**Fragment tekstu:**
**********
Siatkówka: pierwsza porażka w Montreux

  • Data publikacji: 15.05.2019, 18:20

Chinki pewnie zwyciężyły z reprezentacją Polski w drugim dniu towarzyskiego turnieju Montreux Volley Masters. Przypomnijmy, że wczoraj polskie siatkarki pokonały Japonki, a jutro zmierzą się z Niemkami.

 

Wyrównanie rozpoczął się mecz pomiędzy drużynami Polski i Chin (3:3). Oba zespoły skończyły po jednej akcji, ale zepsuły też dwie zagrywki. Chwilę później w efektowny sposób zablokowana została atakująca reprezentacji Polski, Malwina Smarzek (5:7). W następnej akcji Chinkom odwdzięczyła się Kamila Witkowska, blokując Duan. Po paru minutach biało-czerwone były już na prowadzeniu (11:10). Gra zaczęła toczyć się punkt za punkt, a Polki utrzymywały minimalną przewagę (17:15). Wtedy nastąpił chwilowy zastój naszych pań (17:17), jednak szybko udało im się zrobić przejście i wrócić na prowadzenie (20:17). Nie oddały go już do końca tej partii.

 

W drugi set lepiej weszły Chinki, które po paru akcjach prowadziły już trzema "oczkami" (2:5). Później siatkarki reprezentacji Polski odrobiły dwa punkty, ale zaraz straciły kolejne dwa (4:7). Azjatki wyraźnie się rozegrały i zaczęły bezlitośnie rozbijać nasze panie (7:13). Mimo, że Polki zaczęły znowu zdobywać punkty, nie były w stanie dogonić rozpędzonych rywalek (11:17). Chinki spokojnie dograły tę partię, pewnie w niej zwyciężając.
**********
**Podane informacje:**
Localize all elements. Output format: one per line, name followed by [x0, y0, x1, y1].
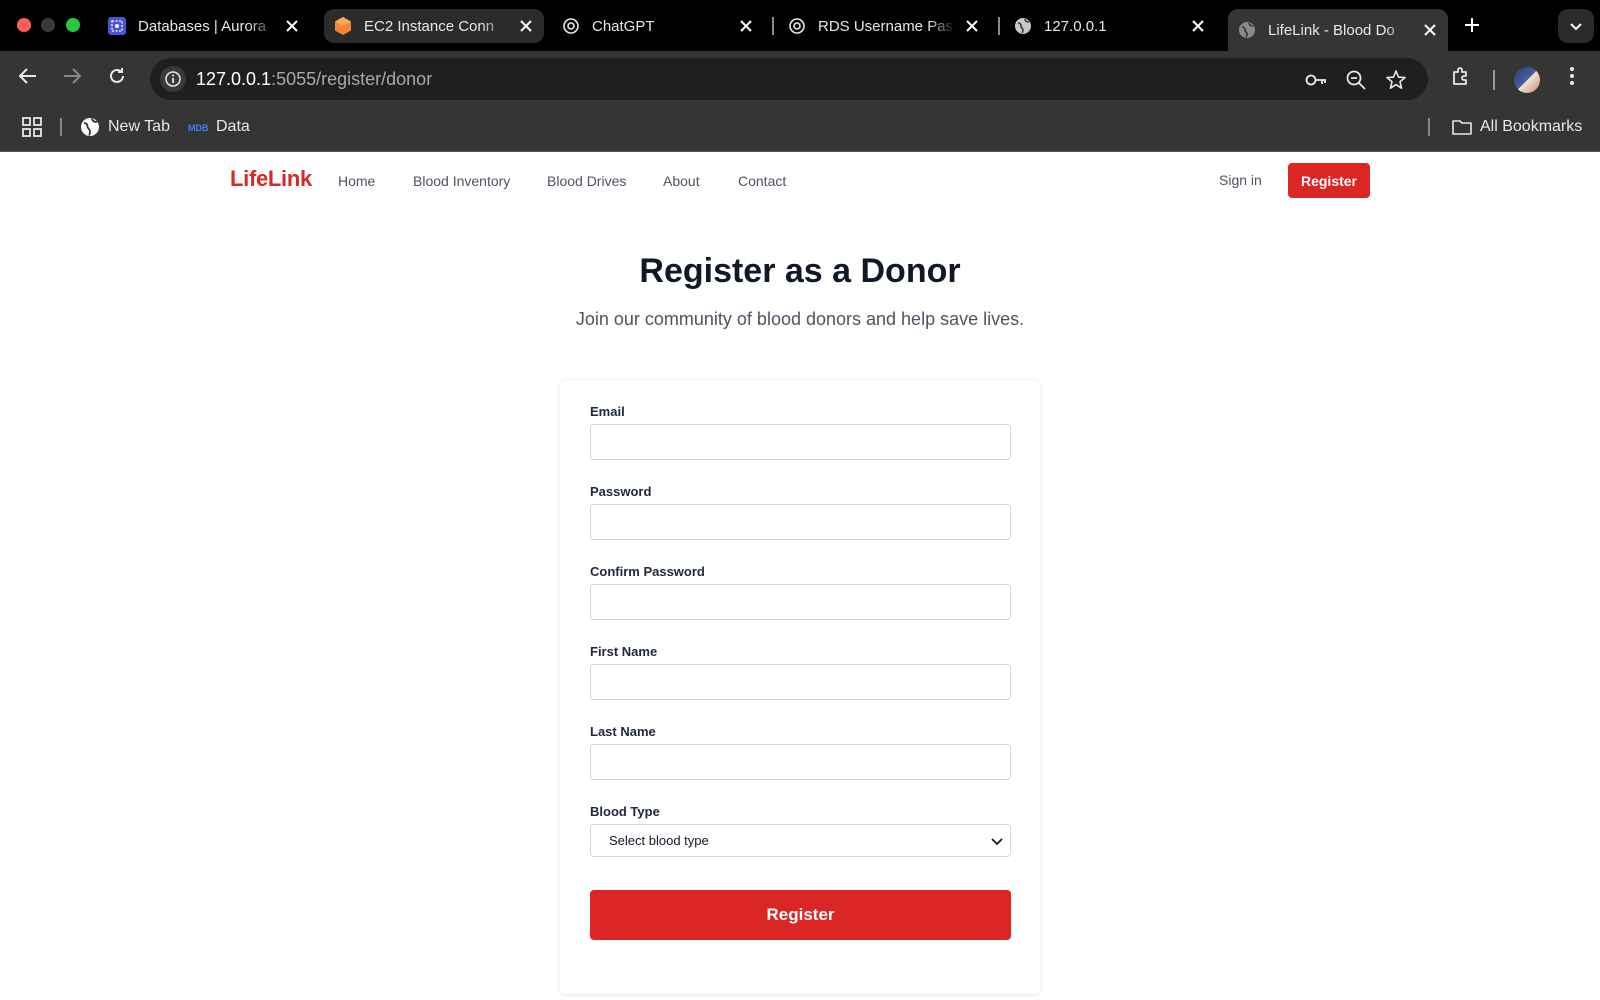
site-header: LifeLink Home Blood Inventory Blood Driv… [0, 152, 1600, 208]
new-tab-button[interactable] [1460, 13, 1484, 37]
profile-avatar[interactable] [1514, 67, 1540, 93]
nav-blood-inventory[interactable]: Blood Inventory [413, 173, 510, 189]
url-host: 127.0.0.1 [196, 69, 272, 89]
browser-menu-button[interactable] [1558, 62, 1586, 90]
close-icon[interactable] [1422, 22, 1438, 38]
puzzle-icon [1453, 67, 1467, 85]
reload-button[interactable] [103, 62, 131, 90]
email-label: Email [590, 404, 625, 419]
browser-tab-active[interactable]: LifeLink - Blood Do [1228, 9, 1448, 51]
sign-in-link[interactable]: Sign in [1219, 172, 1262, 188]
close-icon[interactable] [738, 18, 754, 34]
close-icon[interactable] [1190, 18, 1206, 34]
tab-title: RDS Username Pas [818, 17, 954, 35]
bookmark-new-tab[interactable]: New Tab [80, 115, 170, 139]
url-path: :5055/register/donor [271, 69, 433, 89]
bookmark-data[interactable]: MDB Data [188, 115, 250, 139]
password-label: Password [590, 484, 652, 499]
svg-text:MDB: MDB [188, 123, 208, 133]
browser-tab[interactable]: ChatGPT [552, 9, 764, 43]
globe-icon [1238, 21, 1256, 39]
nav-home[interactable]: Home [338, 173, 375, 189]
tab-separator [998, 17, 1000, 35]
nav-contact[interactable]: Contact [738, 173, 786, 189]
last-name-field[interactable] [590, 744, 1011, 780]
url-text[interactable]: 127.0.0.1:5055/register/donor [196, 69, 432, 90]
tab-title: 127.0.0.1 [1044, 17, 1107, 35]
close-icon[interactable] [518, 18, 534, 34]
window-minimize-button[interactable] [41, 18, 55, 32]
browser-tab[interactable]: 127.0.0.1 [1004, 9, 1216, 43]
toolbar-separator [1493, 70, 1495, 90]
bookmark-star-icon[interactable] [1384, 68, 1408, 92]
folder-icon [1452, 118, 1472, 136]
aws-ec2-icon [334, 17, 352, 35]
openai-icon [788, 17, 806, 35]
window-maximize-button[interactable] [66, 18, 80, 32]
arrow-left-icon [18, 68, 36, 84]
first-name-label: First Name [590, 644, 658, 659]
bookmark-separator [60, 118, 62, 136]
all-bookmarks-label: All Bookmarks [1480, 118, 1583, 135]
window-close-button[interactable] [17, 18, 31, 32]
chevron-down-icon [1570, 23, 1582, 31]
extensions-button[interactable] [1447, 62, 1475, 90]
tab-title: Databases | Aurora [138, 17, 267, 35]
reload-icon [110, 68, 124, 83]
tab-separator [772, 17, 774, 35]
forward-button[interactable] [58, 62, 86, 90]
chevron-down-icon [991, 838, 1003, 846]
rds-databases-icon [108, 17, 126, 35]
mdb-icon: MDB [188, 121, 208, 133]
bookmark-separator [1428, 118, 1430, 136]
bookmarks-bar: New Tab MDB Data All Bookmarks [0, 101, 1600, 152]
blood-type-label: Blood Type [590, 804, 660, 819]
close-icon[interactable] [284, 18, 300, 34]
password-field[interactable] [590, 504, 1011, 540]
nav-blood-drives[interactable]: Blood Drives [547, 173, 626, 189]
blood-type-selected-value: Select blood type [609, 833, 709, 848]
browser-tab[interactable]: RDS Username Pas [778, 9, 990, 43]
close-icon[interactable] [964, 18, 980, 34]
arrow-right-icon [64, 68, 82, 84]
openai-icon [562, 17, 580, 35]
registration-form: Email Password Confirm Password First Na… [560, 380, 1040, 994]
tab-title: EC2 Instance Conn [364, 17, 495, 35]
page-content: LifeLink Home Blood Inventory Blood Driv… [0, 152, 1600, 1000]
confirm-password-field[interactable] [590, 584, 1011, 620]
tab-title: ChatGPT [592, 17, 655, 35]
bookmark-label: New Tab [108, 118, 170, 135]
more-vertical-icon [1570, 67, 1574, 85]
email-field[interactable] [590, 424, 1011, 460]
browser-tab-bar: Databases | Aurora EC2 Instance Conn Cha… [0, 0, 1600, 51]
last-name-label: Last Name [590, 724, 656, 739]
site-info-icon[interactable] [160, 66, 186, 92]
bookmark-label: Data [216, 118, 250, 135]
back-button[interactable] [14, 62, 42, 90]
globe-icon [1014, 17, 1032, 35]
blood-type-select[interactable]: Select blood type [590, 824, 1011, 857]
browser-tab[interactable]: Databases | Aurora [98, 9, 310, 43]
globe-icon [80, 117, 100, 137]
browser-tab[interactable]: EC2 Instance Conn [324, 9, 544, 43]
tab-search-button[interactable] [1558, 9, 1594, 43]
zoom-icon[interactable] [1344, 68, 1368, 92]
plus-icon [1465, 18, 1479, 32]
address-bar[interactable]: 127.0.0.1:5055/register/donor [150, 58, 1428, 100]
first-name-field[interactable] [590, 664, 1011, 700]
site-logo[interactable]: LifeLink [230, 166, 312, 192]
browser-toolbar: 127.0.0.1:5055/register/donor [0, 51, 1600, 101]
confirm-password-label: Confirm Password [590, 564, 705, 579]
page-title: Register as a Donor [639, 252, 961, 290]
register-nav-button[interactable]: Register [1288, 163, 1370, 198]
apps-grid-icon[interactable] [22, 115, 42, 139]
tab-title: LifeLink - Blood Do [1268, 21, 1395, 39]
page-subtitle: Join our community of blood donors and h… [575, 309, 1025, 329]
register-submit-button[interactable]: Register [590, 890, 1011, 940]
nav-about[interactable]: About [663, 173, 700, 189]
all-bookmarks-button[interactable]: All Bookmarks [1452, 115, 1582, 139]
password-key-icon[interactable] [1304, 68, 1328, 92]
**********
**Zadania do wykonania:**
1. Podaj wszystkie zawodniczki wymienione z nazwiska w relacji z meczu siatkarek Polski z Chinami.
2. Dokończ relację z meczu siatkarek Polski z Chinami, pisząc jej dalszy ciąg od ostatniego zdania.

**Odpowiedzi do zadań:**
1. Malwina Smarzek, Kamila Witkowska, Duan

2.
 

Kiedy wszystko zaczynało się od nowa, oba zespoły chciały pokazać swoją moc. Na początku lepiej udawało się to Chinkom (4:7), ale nasze panie nie odpuszczały i podganiały wynik (12:12). Rozpoczęła się prawdziwa wymiana ciosów (15:15). Przodowały w niej Azjatki, które znacznie lepiej radziły sobie na siatce (17:19). Polki grały nieźle, jednak nie udało im się dogonić wyniku i przegrały również i tę partię.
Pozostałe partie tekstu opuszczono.